## What this task involves
Take the data that follows and retype it word for word.

## Collected data entries
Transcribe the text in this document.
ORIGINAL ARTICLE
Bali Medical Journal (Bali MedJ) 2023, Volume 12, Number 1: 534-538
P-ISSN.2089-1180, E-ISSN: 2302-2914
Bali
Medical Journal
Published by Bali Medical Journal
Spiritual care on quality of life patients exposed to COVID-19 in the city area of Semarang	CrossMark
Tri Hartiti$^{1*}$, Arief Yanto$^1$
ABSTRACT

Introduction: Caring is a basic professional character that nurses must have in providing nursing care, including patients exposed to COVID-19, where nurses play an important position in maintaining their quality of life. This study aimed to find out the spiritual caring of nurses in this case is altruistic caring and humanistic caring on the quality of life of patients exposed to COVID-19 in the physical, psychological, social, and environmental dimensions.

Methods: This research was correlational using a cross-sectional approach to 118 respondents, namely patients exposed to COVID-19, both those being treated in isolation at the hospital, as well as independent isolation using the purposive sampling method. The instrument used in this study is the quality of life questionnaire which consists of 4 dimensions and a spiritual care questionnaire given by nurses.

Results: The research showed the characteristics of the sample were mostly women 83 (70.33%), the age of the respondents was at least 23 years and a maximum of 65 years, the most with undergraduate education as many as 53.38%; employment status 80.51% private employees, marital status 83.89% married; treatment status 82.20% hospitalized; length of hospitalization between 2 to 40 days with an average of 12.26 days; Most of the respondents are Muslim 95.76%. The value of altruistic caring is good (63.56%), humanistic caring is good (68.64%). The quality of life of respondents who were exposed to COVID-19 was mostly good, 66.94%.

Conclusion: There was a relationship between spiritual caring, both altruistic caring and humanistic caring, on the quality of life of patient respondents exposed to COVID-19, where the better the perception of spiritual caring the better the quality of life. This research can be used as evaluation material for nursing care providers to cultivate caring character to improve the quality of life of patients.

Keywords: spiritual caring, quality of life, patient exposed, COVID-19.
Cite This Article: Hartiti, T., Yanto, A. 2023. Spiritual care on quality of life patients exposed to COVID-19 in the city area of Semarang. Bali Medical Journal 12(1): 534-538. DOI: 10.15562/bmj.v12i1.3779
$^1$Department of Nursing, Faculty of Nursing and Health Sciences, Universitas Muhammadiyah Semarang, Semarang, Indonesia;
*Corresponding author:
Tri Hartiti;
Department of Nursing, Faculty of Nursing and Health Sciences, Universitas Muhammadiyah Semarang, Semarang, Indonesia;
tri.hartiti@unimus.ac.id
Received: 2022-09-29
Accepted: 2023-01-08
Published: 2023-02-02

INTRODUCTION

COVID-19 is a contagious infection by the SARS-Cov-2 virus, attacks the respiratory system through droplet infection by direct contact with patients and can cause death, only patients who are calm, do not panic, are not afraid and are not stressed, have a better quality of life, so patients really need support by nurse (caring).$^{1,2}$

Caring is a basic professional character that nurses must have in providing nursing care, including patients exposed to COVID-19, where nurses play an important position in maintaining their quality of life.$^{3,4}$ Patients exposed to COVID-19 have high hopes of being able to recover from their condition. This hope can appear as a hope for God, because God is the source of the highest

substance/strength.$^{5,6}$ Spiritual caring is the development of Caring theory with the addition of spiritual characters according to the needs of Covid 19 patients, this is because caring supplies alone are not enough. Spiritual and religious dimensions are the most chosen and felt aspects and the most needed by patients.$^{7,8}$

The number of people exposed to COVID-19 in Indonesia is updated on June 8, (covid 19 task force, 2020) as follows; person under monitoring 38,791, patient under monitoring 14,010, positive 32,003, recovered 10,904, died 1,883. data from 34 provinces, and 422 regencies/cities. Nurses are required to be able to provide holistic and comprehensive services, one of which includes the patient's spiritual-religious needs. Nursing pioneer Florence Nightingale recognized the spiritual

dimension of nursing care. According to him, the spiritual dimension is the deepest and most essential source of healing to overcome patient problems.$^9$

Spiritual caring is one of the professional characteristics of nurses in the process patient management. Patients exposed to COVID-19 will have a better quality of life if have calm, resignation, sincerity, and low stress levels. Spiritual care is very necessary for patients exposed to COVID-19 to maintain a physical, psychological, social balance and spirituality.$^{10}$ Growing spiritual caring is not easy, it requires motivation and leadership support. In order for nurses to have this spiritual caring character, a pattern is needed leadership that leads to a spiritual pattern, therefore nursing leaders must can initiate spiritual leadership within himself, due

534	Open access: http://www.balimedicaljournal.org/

## Final answer
Transcribe the text in this document.
ORIGINAL ARTICLE
Bali Medical Journal (Bali MedJ) 2023, Volume 12, Number 1: 534-538
P-ISSN.2089-1180, E-ISSN: 2302-2914
Bali
Medical Journal
Published by Bali Medical Journal
Spiritual care on quality of life patients exposed to COVID-19 in the city area of Semarang	CrossMark
Tri Hartiti$^{1*}$, Arief Yanto$^1$
ABSTRACT

Introduction: Caring is a basic professional character that nurses must have in providing nursing care, including patients exposed to COVID-19, where nurses play an important position in maintaining their quality of life. This study aimed to find out the spiritual caring of nurses in this case is altruistic caring and humanistic caring on the quality of life of patients exposed to COVID-19 in the physical, psychological, social, and environmental dimensions.

Methods: This research was correlational using a cross-sectional approach to 118 respondents, namely patients exposed to COVID-19, both those being treated in isolation at the hospital, as well as independent isolation using the purposive sampling method. The instrument used in this study is the quality of life questionnaire which consists of 4 dimensions and a spiritual care questionnaire given by nurses.

Results: The research showed the characteristics of the sample were mostly women 83 (70.33%), the age of the respondents was at least 23 years and a maximum of 65 years, the most with undergraduate education as many as 53.38%; employment status 80.51% private employees, marital status 83.89% married; treatment status 82.20% hospitalized; length of hospitalization between 2 to 40 days with an average of 12.26 days; Most of the respondents are Muslim 95.76%. The value of altruistic caring is good (63.56%), humanistic caring is good (68.64%). The quality of life of respondents who were exposed to COVID-19 was mostly good, 66.94%.

Conclusion: There was a relationship between spiritual caring, both altruistic caring and humanistic caring, on the quality of life of patient respondents exposed to COVID-19, where the better the perception of spiritual caring the better the quality of life. This research can be used as evaluation material for nursing care providers to cultivate caring character to improve the quality of life of patients.

Keywords: spiritual caring, quality of life, patient exposed, COVID-19.
Cite This Article: Hartiti, T., Yanto, A. 2023. Spiritual care on quality of life patients exposed to COVID-19 in the city area of Semarang. Bali Medical Journal 12(1): 534-538. DOI: 10.15562/bmj.v12i1.3779
$^1$Department of Nursing, Faculty of Nursing and Health Sciences, Universitas Muhammadiyah Semarang, Semarang, Indonesia;
*Corresponding author:
Tri Hartiti;
Department of Nursing, Faculty of Nursing and Health Sciences, Universitas Muhammadiyah Semarang, Semarang, Indonesia;
tri.hartiti@unimus.ac.id
Received: 2022-09-29
Accepted: 2023-01-08
Published: 2023-02-02

INTRODUCTION

COVID-19 is a contagious infection by the SARS-Cov-2 virus, attacks the respiratory system through droplet infection by direct contact with patients and can cause death, only patients who are calm, do not panic, are not afraid and are not stressed, have a better quality of life, so patients really need support by nurse (caring).$^{1,2}$

Caring is a basic professional character that nurses must have in providing nursing care, including patients exposed to COVID-19, where nurses play an important position in maintaining their quality of life.$^{3,4}$ Patients exposed to COVID-19 have high hopes of being able to recover from their condition. This hope can appear as a hope for God, because God is the source of the highest

substance/strength.$^{5,6}$ Spiritual caring is the development of Caring theory with the addition of spiritual characters according to the needs of Covid 19 patients, this is because caring supplies alone are not enough. Spiritual and religious dimensions are the most chosen and felt aspects and the most needed by patients.$^{7,8}$

The number of people exposed to COVID-19 in Indonesia is updated on June 8, (covid 19 task force, 2020) as follows; person under monitoring 38,791, patient under monitoring 14,010, positive 32,003, recovered 10,904, died 1,883. data from 34 provinces, and 422 regencies/cities. Nurses are required to be able to provide holistic and comprehensive services, one of which includes the patient's spiritual-religious needs. Nursing pioneer Florence Nightingale recognized the spiritual

dimension of nursing care. According to him, the spiritual dimension is the deepest and most essential source of healing to overcome patient problems.$^9$

Spiritual caring is one of the professional characteristics of nurses in the process patient management. Patients exposed to COVID-19 will have a better quality of life if have calm, resignation, sincerity, and low stress levels. Spiritual care is very necessary for patients exposed to COVID-19 to maintain a physical, psychological, social balance and spirituality.$^{10}$ Growing spiritual caring is not easy, it requires motivation and leadership support. In order for nurses to have this spiritual caring character, a pattern is needed leadership that leads to a spiritual pattern, therefore nursing leaders must can initiate spiritual leadership within himself, due

534	Open access: http://www.balimedicaljournal.org/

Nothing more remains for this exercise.